RECORDS FOR THE EXERCISE:
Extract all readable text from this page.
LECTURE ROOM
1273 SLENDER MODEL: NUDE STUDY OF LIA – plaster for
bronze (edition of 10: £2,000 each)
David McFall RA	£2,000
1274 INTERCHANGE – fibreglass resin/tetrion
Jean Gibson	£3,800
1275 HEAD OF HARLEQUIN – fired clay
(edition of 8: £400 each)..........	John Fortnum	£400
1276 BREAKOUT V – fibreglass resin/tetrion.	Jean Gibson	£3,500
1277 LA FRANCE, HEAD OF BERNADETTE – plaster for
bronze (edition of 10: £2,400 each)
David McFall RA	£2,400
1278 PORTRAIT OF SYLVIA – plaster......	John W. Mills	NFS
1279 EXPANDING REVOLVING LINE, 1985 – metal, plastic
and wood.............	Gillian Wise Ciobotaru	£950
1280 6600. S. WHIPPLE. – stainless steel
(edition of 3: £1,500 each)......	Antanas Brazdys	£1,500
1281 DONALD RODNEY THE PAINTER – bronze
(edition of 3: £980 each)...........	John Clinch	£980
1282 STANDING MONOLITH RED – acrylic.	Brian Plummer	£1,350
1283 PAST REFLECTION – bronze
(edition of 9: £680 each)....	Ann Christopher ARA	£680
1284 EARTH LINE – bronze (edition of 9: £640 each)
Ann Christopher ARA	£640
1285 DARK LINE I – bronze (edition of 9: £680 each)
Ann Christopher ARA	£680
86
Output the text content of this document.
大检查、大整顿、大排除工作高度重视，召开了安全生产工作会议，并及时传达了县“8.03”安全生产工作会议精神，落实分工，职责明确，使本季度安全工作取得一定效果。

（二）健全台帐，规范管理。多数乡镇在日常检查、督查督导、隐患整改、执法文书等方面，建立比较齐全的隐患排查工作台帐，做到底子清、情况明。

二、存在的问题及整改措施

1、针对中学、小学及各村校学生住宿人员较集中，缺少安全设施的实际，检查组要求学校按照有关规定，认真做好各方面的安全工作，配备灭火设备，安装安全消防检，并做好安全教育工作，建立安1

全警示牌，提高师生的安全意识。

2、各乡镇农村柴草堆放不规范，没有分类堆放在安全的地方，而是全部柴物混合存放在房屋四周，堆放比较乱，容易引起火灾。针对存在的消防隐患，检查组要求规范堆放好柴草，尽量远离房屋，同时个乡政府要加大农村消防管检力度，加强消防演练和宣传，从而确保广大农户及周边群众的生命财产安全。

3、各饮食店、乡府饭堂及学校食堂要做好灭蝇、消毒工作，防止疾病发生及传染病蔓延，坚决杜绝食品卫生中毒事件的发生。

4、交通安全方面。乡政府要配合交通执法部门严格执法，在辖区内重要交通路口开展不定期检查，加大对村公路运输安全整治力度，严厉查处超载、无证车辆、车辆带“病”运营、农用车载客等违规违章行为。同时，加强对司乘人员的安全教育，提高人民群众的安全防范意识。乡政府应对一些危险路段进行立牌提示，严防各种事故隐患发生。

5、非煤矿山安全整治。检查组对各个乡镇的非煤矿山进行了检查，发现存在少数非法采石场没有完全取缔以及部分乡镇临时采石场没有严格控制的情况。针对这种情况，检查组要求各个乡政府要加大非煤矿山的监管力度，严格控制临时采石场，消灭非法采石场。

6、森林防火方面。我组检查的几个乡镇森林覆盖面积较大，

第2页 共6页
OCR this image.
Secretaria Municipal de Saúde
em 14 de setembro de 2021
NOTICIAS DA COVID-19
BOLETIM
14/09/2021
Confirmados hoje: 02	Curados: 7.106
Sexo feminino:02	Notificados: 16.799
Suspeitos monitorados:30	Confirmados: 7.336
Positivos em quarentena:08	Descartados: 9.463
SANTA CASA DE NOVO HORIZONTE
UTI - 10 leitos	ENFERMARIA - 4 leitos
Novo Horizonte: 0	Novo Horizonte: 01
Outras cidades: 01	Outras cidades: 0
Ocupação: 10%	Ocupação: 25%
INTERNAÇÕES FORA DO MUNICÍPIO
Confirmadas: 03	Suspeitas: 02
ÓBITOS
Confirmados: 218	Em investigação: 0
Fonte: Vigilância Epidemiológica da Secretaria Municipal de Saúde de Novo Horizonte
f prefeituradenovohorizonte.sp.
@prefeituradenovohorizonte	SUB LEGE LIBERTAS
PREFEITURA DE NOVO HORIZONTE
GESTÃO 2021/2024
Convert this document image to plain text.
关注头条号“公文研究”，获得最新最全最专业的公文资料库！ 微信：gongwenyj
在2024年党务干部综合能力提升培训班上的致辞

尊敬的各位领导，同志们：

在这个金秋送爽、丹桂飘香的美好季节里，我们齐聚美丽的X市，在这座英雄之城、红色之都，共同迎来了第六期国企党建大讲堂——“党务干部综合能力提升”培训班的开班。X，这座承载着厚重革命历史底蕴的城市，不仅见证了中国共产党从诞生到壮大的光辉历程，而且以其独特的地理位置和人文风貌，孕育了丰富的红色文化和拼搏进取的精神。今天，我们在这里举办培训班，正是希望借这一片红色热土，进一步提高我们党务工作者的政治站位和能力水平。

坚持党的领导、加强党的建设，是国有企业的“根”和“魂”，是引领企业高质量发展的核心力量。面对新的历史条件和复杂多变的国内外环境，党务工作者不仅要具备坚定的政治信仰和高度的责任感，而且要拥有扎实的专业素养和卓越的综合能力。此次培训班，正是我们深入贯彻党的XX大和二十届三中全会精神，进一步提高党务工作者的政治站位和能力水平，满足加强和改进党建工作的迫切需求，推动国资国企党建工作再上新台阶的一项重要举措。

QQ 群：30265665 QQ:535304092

GIVEN EXERCISE: Produce an exact copy of all the records.

OUTPUT:
Extract all readable text from this page.
LECTURE ROOM
1273 SLENDER MODEL: NUDE STUDY OF LIA – plaster for
bronze (edition of 10: £2,000 each)
David McFall RA	£2,000
1274 INTERCHANGE – fibreglass resin/tetrion
Jean Gibson	£3,800
1275 HEAD OF HARLEQUIN – fired clay
(edition of 8: £400 each)..........	John Fortnum	£400
1276 BREAKOUT V – fibreglass resin/tetrion.	Jean Gibson	£3,500
1277 LA FRANCE, HEAD OF BERNADETTE – plaster for
bronze (edition of 10: £2,400 each)
David McFall RA	£2,400
1278 PORTRAIT OF SYLVIA – plaster......	John W. Mills	NFS
1279 EXPANDING REVOLVING LINE, 1985 – metal, plastic
and wood.............	Gillian Wise Ciobotaru	£950
1280 6600. S. WHIPPLE. – stainless steel
(edition of 3: £1,500 each)......	Antanas Brazdys	£1,500
1281 DONALD RODNEY THE PAINTER – bronze
(edition of 3: £980 each)...........	John Clinch	£980
1282 STANDING MONOLITH RED – acrylic.	Brian Plummer	£1,350
1283 PAST REFLECTION – bronze
(edition of 9: £680 each)....	Ann Christopher ARA	£680
1284 EARTH LINE – bronze (edition of 9: £640 each)
Ann Christopher ARA	£640
1285 DARK LINE I – bronze (edition of 9: £680 each)
Ann Christopher ARA	£680
86
Output the text content of this document.
大检查、大整顿、大排除工作高度重视，召开了安全生产工作会议，并及时传达了县“8.03”安全生产工作会议精神，落实分工，职责明确，使本季度安全工作取得一定效果。

（二）健全台帐，规范管理。多数乡镇在日常检查、督查督导、隐患整改、执法文书等方面，建立比较齐全的隐患排查工作台帐，做到底子清、情况明。

二、存在的问题及整改措施

1、针对中学、小学及各村校学生住宿人员较集中，缺少安全设施的实际，检查组要求学校按照有关规定，认真做好各方面的安全工作，配备灭火设备，安装安全消防检，并做好安全教育工作，建立安1

全警示牌，提高师生的安全意识。

2、各乡镇农村柴草堆放不规范，没有分类堆放在安全的地方，而是全部柴物混合存放在房屋四周，堆放比较乱，容易引起火灾。针对存在的消防隐患，检查组要求规范堆放好柴草，尽量远离房屋，同时个乡政府要加大农村消防管检力度，加强消防演练和宣传，从而确保广大农户及周边群众的生命财产安全。

3、各饮食店、乡府饭堂及学校食堂要做好灭蝇、消毒工作，防止疾病发生及传染病蔓延，坚决杜绝食品卫生中毒事件的发生。

4、交通安全方面。乡政府要配合交通执法部门严格执法，在辖区内重要交通路口开展不定期检查，加大对村公路运输安全整治力度，严厉查处超载、无证车辆、车辆带“病”运营、农用车载客等违规违章行为。同时，加强对司乘人员的安全教育，提高人民群众的安全防范意识。乡政府应对一些危险路段进行立牌提示，严防各种事故隐患发生。

5、非煤矿山安全整治。检查组对各个乡镇的非煤矿山进行了检查，发现存在少数非法采石场没有完全取缔以及部分乡镇临时采石场没有严格控制的情况。针对这种情况，检查组要求各个乡政府要加大非煤矿山的监管力度，严格控制临时采石场，消灭非法采石场。

6、森林防火方面。我组检查的几个乡镇森林覆盖面积较大，

第2页 共6页
OCR this image.
Secretaria Municipal de Saúde
em 14 de setembro de 2021
NOTICIAS DA COVID-19
BOLETIM
14/09/2021
Confirmados hoje: 02	Curados: 7.106
Sexo feminino:02	Notificados: 16.799
Suspeitos monitorados:30	Confirmados: 7.336
Positivos em quarentena:08	Descartados: 9.463
SANTA CASA DE NOVO HORIZONTE
UTI - 10 leitos	ENFERMARIA - 4 leitos
Novo Horizonte: 0	Novo Horizonte: 01
Outras cidades: 01	Outras cidades: 0
Ocupação: 10%	Ocupação: 25%
INTERNAÇÕES FORA DO MUNICÍPIO
Confirmadas: 03	Suspeitas: 02
ÓBITOS
Confirmados: 218	Em investigação: 0
Fonte: Vigilância Epidemiológica da Secretaria Municipal de Saúde de Novo Horizonte
f prefeituradenovohorizonte.sp.
@prefeituradenovohorizonte	SUB LEGE LIBERTAS
PREFEITURA DE NOVO HORIZONTE
GESTÃO 2021/2024
Convert this document image to plain text.
关注头条号“公文研究”，获得最新最全最专业的公文资料库！ 微信：gongwenyj
在2024年党务干部综合能力提升培训班上的致辞

尊敬的各位领导，同志们：

在这个金秋送爽、丹桂飘香的美好季节里，我们齐聚美丽的X市，在这座英雄之城、红色之都，共同迎来了第六期国企党建大讲堂——“党务干部综合能力提升”培训班的开班。X，这座承载着厚重革命历史底蕴的城市，不仅见证了中国共产党从诞生到壮大的光辉历程，而且以其独特的地理位置和人文风貌，孕育了丰富的红色文化和拼搏进取的精神。今天，我们在这里举办培训班，正是希望借这一片红色热土，进一步提高我们党务工作者的政治站位和能力水平。

坚持党的领导、加强党的建设，是国有企业的“根”和“魂”，是引领企业高质量发展的核心力量。面对新的历史条件和复杂多变的国内外环境，党务工作者不仅要具备坚定的政治信仰和高度的责任感，而且要拥有扎实的专业素养和卓越的综合能力。此次培训班，正是我们深入贯彻党的XX大和二十届三中全会精神，进一步提高党务工作者的政治站位和能力水平，满足加强和改进党建工作的迫切需求，推动国资国企党建工作再上新台阶的一项重要举措。

QQ 群：30265665 QQ:535304092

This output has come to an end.